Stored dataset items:
^^^^

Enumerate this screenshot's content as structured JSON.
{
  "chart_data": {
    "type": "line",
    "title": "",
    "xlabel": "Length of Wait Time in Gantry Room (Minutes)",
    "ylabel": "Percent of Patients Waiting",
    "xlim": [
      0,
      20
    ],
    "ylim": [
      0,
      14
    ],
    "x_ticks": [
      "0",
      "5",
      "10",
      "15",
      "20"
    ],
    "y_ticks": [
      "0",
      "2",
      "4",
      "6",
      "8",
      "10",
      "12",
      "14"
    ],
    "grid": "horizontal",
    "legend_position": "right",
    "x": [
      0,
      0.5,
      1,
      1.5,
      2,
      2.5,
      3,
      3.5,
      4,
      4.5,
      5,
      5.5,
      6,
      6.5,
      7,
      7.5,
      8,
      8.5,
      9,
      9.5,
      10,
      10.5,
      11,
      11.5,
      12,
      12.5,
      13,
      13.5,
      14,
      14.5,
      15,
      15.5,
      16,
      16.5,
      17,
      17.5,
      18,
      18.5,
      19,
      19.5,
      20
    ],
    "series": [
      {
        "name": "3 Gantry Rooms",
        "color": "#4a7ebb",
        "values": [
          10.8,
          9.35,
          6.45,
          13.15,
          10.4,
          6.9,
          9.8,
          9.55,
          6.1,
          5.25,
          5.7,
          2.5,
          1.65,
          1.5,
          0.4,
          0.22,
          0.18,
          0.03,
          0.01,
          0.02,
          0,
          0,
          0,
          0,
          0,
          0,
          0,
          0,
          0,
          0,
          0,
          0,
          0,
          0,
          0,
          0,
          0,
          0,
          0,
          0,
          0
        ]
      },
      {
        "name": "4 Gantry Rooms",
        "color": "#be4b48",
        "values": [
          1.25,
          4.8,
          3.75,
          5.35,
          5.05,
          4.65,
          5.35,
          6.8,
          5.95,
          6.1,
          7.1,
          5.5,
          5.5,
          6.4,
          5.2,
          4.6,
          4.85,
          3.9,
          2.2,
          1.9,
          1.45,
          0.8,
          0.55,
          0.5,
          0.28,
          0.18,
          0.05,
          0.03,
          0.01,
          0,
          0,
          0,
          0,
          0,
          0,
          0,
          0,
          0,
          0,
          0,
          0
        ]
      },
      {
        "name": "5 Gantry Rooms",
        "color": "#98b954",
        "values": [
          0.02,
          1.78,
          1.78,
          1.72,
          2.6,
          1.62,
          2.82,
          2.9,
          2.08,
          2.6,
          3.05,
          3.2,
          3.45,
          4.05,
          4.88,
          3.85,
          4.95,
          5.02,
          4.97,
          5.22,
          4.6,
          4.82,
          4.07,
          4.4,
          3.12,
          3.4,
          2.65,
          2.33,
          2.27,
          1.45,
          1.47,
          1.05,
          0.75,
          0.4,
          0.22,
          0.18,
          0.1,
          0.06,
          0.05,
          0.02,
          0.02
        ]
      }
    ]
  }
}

^^^^

### What you will do:
Out of the entries, report each line that contains the word "name".

### Response:
        "name": "3 Gantry Rooms",
        "name": "4 Gantry Rooms",
        "name": "5 Gantry Rooms",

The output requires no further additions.